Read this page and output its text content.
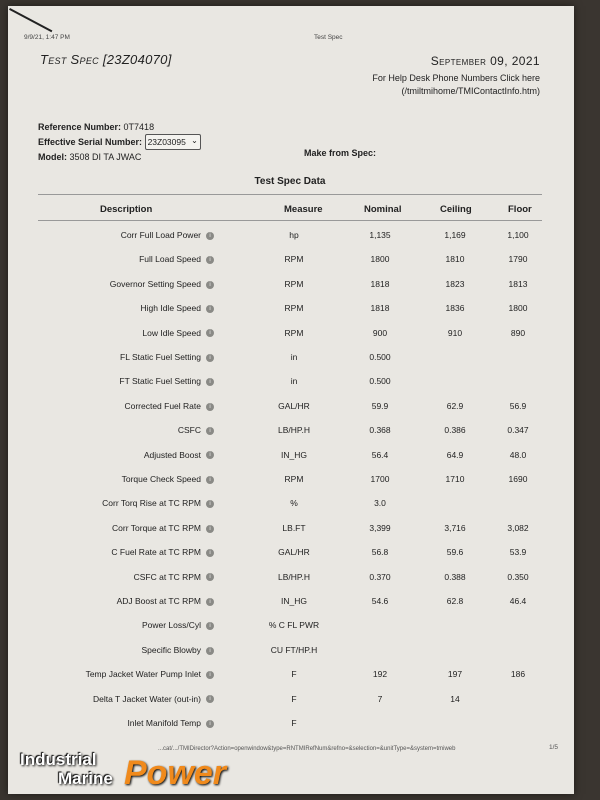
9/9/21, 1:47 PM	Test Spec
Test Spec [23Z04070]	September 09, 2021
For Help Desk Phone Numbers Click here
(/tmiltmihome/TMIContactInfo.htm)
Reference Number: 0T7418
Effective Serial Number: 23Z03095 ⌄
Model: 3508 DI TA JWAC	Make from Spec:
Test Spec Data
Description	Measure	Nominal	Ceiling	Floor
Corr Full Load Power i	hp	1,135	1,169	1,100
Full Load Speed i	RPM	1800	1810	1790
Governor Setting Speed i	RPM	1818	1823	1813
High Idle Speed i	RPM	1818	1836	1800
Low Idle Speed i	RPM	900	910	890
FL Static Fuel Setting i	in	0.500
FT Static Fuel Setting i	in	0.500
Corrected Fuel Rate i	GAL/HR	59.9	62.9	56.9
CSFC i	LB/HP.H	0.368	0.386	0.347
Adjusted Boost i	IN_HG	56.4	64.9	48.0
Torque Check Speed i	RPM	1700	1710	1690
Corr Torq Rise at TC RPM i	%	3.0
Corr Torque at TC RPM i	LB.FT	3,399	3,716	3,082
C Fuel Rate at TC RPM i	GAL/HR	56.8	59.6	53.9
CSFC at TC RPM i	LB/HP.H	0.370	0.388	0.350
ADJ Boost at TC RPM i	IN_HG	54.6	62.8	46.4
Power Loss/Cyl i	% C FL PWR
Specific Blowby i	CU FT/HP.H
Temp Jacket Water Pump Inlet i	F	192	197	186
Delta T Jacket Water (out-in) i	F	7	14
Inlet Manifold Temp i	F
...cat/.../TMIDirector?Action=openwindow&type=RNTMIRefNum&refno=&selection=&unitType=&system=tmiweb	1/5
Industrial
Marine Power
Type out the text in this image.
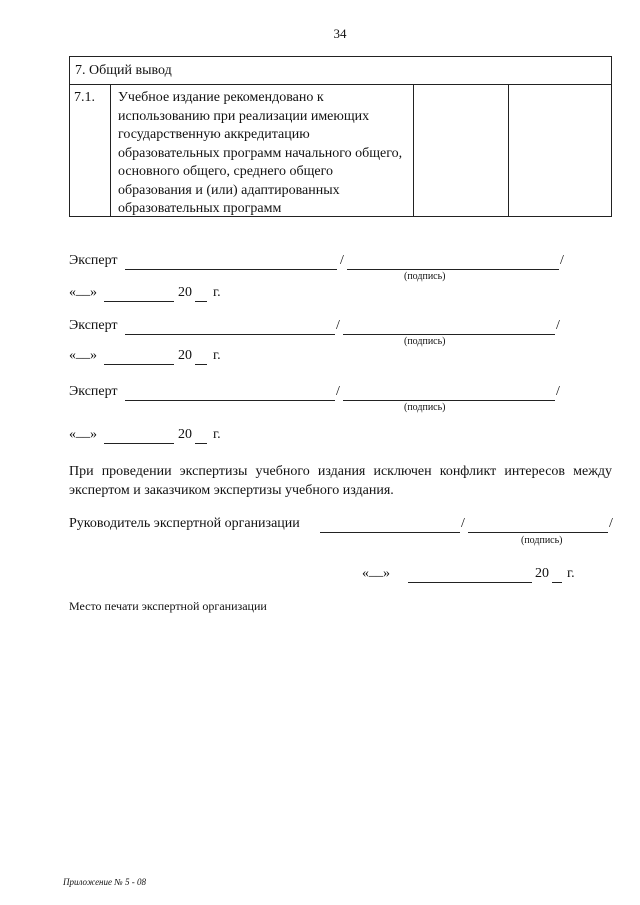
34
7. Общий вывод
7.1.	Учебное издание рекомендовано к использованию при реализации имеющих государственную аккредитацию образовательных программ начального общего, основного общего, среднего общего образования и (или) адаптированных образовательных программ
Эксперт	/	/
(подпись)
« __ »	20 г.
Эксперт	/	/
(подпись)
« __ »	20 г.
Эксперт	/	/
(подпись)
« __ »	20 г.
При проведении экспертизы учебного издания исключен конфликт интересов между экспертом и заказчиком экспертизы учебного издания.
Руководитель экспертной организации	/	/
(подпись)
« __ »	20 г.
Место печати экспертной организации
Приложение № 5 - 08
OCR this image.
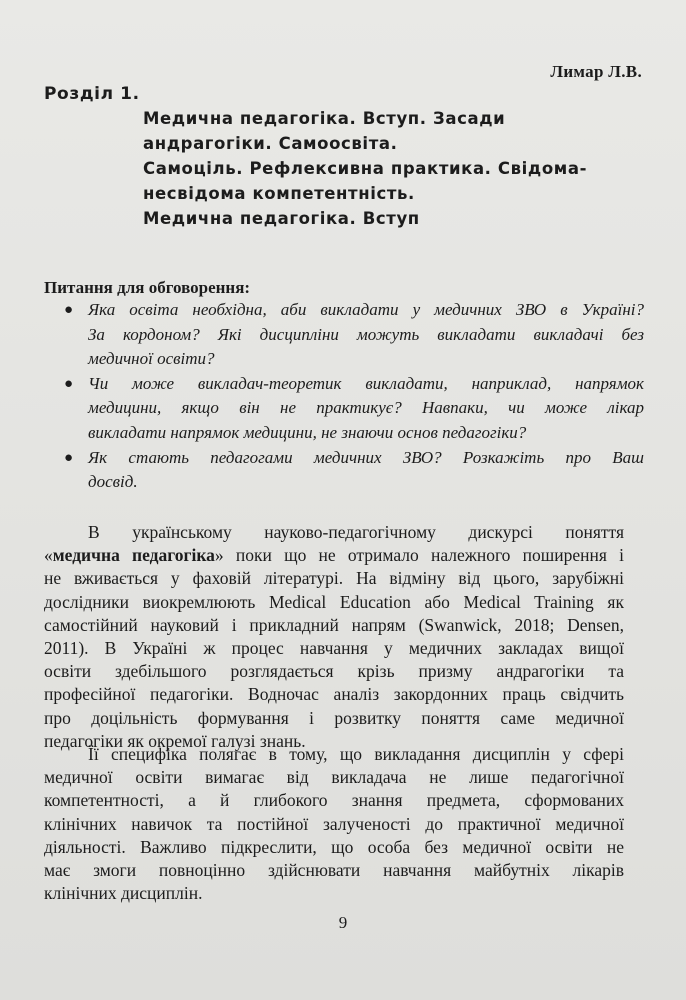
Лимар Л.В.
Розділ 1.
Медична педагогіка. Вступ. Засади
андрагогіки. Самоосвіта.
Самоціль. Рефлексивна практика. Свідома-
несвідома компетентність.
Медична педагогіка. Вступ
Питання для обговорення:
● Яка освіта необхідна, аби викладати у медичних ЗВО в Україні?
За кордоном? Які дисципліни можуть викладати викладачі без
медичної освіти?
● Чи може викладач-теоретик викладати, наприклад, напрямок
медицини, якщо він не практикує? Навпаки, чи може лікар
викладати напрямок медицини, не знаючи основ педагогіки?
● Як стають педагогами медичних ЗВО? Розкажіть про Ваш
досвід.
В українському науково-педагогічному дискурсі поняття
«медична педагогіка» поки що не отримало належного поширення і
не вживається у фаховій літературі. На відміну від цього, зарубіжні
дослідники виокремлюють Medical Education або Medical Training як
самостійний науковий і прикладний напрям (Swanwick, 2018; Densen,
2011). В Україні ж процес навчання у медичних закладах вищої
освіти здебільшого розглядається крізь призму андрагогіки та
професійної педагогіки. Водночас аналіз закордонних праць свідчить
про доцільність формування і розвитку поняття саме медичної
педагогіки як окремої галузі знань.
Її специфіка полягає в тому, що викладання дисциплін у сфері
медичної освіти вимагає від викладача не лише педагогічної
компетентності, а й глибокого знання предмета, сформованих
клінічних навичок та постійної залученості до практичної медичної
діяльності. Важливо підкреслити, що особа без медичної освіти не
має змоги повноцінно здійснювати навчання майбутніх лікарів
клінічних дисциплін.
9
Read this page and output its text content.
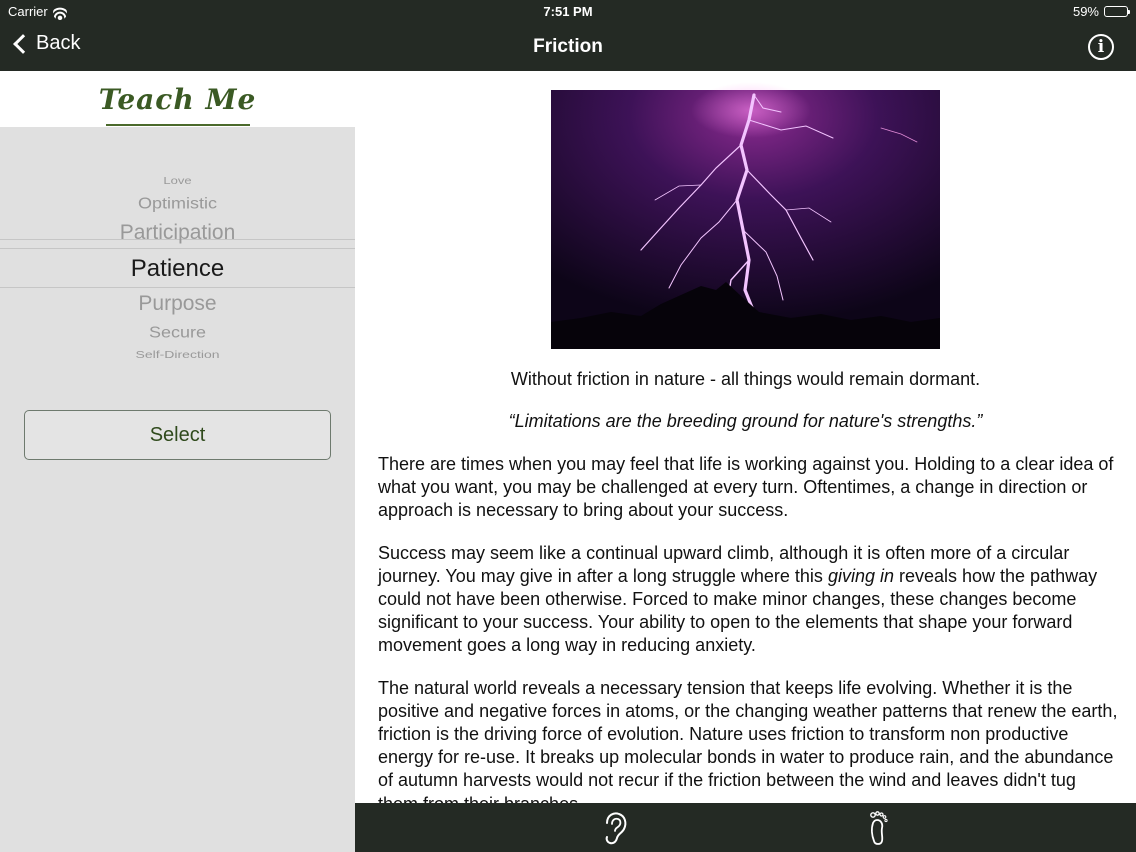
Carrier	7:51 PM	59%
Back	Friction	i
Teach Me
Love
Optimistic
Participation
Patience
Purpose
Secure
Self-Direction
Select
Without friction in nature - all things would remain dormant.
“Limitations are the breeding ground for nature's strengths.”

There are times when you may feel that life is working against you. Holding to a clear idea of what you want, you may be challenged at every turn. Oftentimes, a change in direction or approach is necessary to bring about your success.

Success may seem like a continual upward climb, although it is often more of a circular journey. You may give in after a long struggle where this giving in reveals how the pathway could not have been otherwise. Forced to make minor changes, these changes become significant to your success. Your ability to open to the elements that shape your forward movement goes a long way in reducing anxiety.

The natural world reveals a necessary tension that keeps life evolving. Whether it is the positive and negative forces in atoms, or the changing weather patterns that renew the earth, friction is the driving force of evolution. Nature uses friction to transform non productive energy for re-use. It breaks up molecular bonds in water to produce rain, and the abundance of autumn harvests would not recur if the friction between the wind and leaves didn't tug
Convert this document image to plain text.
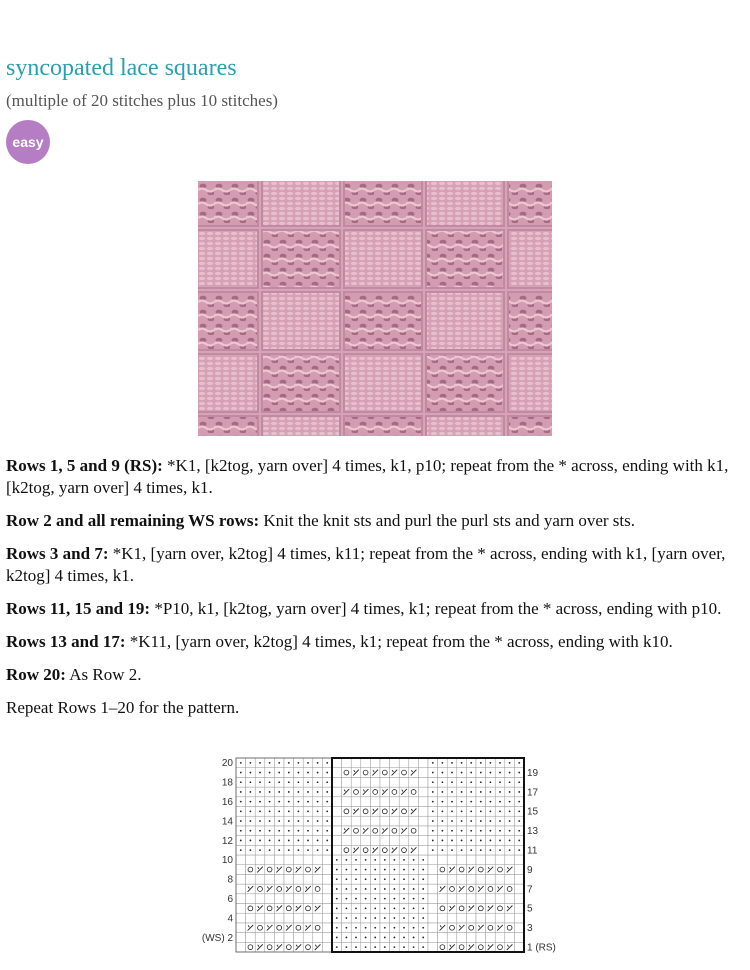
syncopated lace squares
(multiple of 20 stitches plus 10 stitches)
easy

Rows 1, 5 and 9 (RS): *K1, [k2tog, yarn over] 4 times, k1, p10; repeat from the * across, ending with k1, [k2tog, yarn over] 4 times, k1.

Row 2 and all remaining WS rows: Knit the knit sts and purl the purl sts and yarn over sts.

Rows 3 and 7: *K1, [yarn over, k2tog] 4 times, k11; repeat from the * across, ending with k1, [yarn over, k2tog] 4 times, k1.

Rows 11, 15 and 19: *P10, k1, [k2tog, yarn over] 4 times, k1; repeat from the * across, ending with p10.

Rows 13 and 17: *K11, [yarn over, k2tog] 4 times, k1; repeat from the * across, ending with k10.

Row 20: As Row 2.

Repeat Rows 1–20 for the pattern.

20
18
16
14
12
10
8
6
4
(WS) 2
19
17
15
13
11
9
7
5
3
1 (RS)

**Problem details**
Pull out each line of the listing that holds the string "поняття".

**Written answer**
В українському науково-педагогічному дискурсі поняття
про доцільність формування і розвитку поняття саме медичної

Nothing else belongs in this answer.